● Set exercise: Pictures are to be left out; otherwise, copy exactly the lines from the line containing "Give me the" through the end of the data.

(Records contained in a dataset)
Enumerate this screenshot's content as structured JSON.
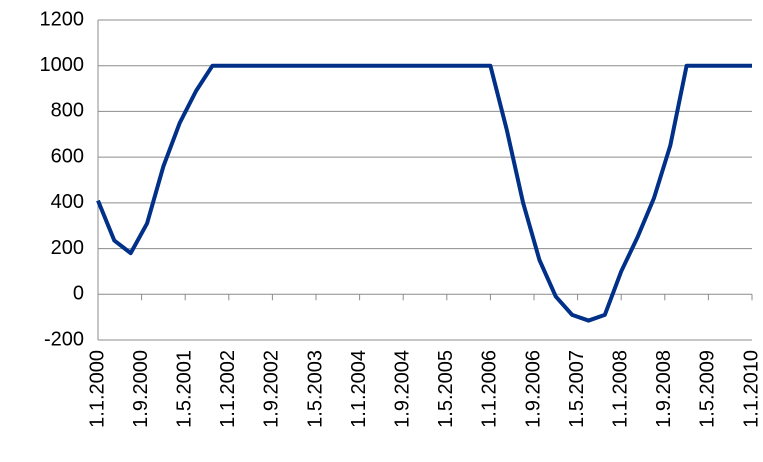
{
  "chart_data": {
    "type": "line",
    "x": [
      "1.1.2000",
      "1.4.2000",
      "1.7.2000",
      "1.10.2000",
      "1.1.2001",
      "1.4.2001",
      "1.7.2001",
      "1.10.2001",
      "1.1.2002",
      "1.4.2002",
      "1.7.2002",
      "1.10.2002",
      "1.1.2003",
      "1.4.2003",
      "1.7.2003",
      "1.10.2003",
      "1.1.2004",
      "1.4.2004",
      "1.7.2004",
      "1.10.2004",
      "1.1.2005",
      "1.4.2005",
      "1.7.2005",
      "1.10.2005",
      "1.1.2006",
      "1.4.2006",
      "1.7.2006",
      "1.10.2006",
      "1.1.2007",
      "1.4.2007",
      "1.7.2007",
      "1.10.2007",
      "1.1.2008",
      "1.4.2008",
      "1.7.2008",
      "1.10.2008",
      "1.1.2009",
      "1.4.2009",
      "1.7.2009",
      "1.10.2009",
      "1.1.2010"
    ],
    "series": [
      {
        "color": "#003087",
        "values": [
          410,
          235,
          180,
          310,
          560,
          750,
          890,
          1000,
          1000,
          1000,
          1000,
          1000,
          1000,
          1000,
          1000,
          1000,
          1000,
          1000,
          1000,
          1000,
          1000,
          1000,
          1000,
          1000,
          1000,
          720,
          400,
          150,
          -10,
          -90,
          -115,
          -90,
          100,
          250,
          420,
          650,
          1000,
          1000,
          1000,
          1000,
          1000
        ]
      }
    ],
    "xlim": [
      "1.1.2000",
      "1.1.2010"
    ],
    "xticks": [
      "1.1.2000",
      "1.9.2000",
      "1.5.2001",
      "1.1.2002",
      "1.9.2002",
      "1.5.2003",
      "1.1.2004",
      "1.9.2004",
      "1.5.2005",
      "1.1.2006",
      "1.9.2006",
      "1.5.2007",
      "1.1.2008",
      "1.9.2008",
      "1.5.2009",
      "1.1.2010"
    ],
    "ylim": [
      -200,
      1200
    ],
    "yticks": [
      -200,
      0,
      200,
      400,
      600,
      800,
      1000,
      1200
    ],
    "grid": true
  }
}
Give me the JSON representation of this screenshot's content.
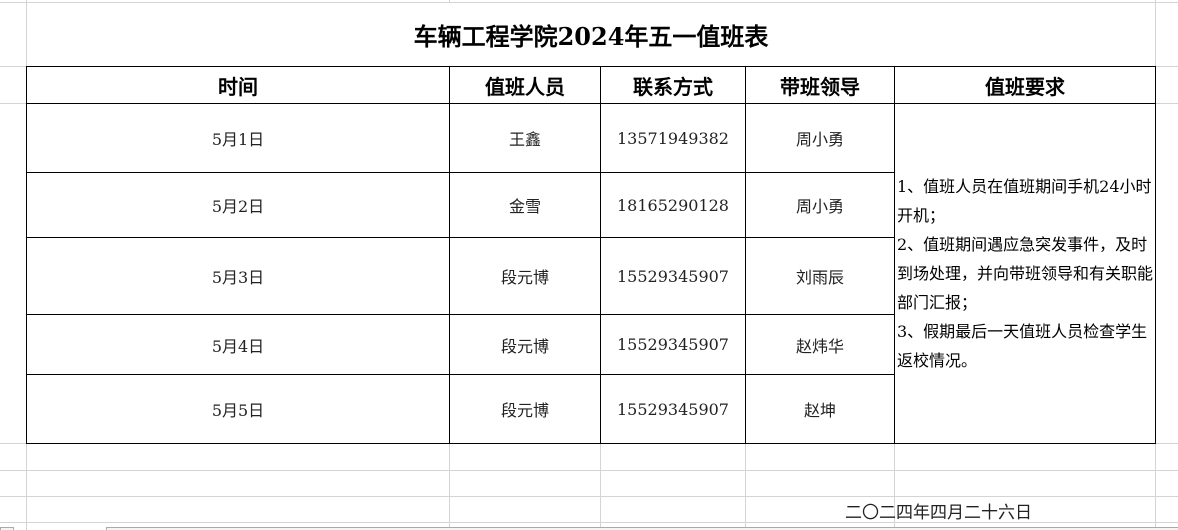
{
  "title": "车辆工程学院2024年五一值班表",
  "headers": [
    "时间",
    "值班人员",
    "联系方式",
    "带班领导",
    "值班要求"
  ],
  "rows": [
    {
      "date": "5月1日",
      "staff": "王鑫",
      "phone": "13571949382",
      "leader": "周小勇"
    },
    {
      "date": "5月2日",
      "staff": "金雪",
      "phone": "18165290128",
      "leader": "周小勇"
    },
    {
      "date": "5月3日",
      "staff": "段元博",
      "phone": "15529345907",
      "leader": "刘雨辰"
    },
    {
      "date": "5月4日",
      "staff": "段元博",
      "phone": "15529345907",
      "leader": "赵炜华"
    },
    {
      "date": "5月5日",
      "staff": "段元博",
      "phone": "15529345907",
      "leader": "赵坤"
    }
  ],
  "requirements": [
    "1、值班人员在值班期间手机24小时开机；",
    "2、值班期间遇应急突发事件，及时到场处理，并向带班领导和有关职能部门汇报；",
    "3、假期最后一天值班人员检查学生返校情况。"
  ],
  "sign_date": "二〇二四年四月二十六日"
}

● Result for this exercise:
Give me the JSON representation of this screenshot's content.
{
  "title": "车辆工程学院2024年五一值班表",
  "headers": [
    "时间",
    "值班人员",
    "联系方式",
    "带班领导",
    "值班要求"
  ],
  "rows": [
    {
      "date": "5月1日",
      "staff": "王鑫",
      "phone": "13571949382",
      "leader": "周小勇"
    },
    {
      "date": "5月2日",
      "staff": "金雪",
      "phone": "18165290128",
      "leader": "周小勇"
    },
    {
      "date": "5月3日",
      "staff": "段元博",
      "phone": "15529345907",
      "leader": "刘雨辰"
    },
    {
      "date": "5月4日",
      "staff": "段元博",
      "phone": "15529345907",
      "leader": "赵炜华"
    },
    {
      "date": "5月5日",
      "staff": "段元博",
      "phone": "15529345907",
      "leader": "赵坤"
    }
  ],
  "requirements": [
    "1、值班人员在值班期间手机24小时开机；",
    "2、值班期间遇应急突发事件，及时到场处理，并向带班领导和有关职能部门汇报；",
    "3、假期最后一天值班人员检查学生返校情况。"
  ],
  "sign_date": "二〇二四年四月二十六日"
}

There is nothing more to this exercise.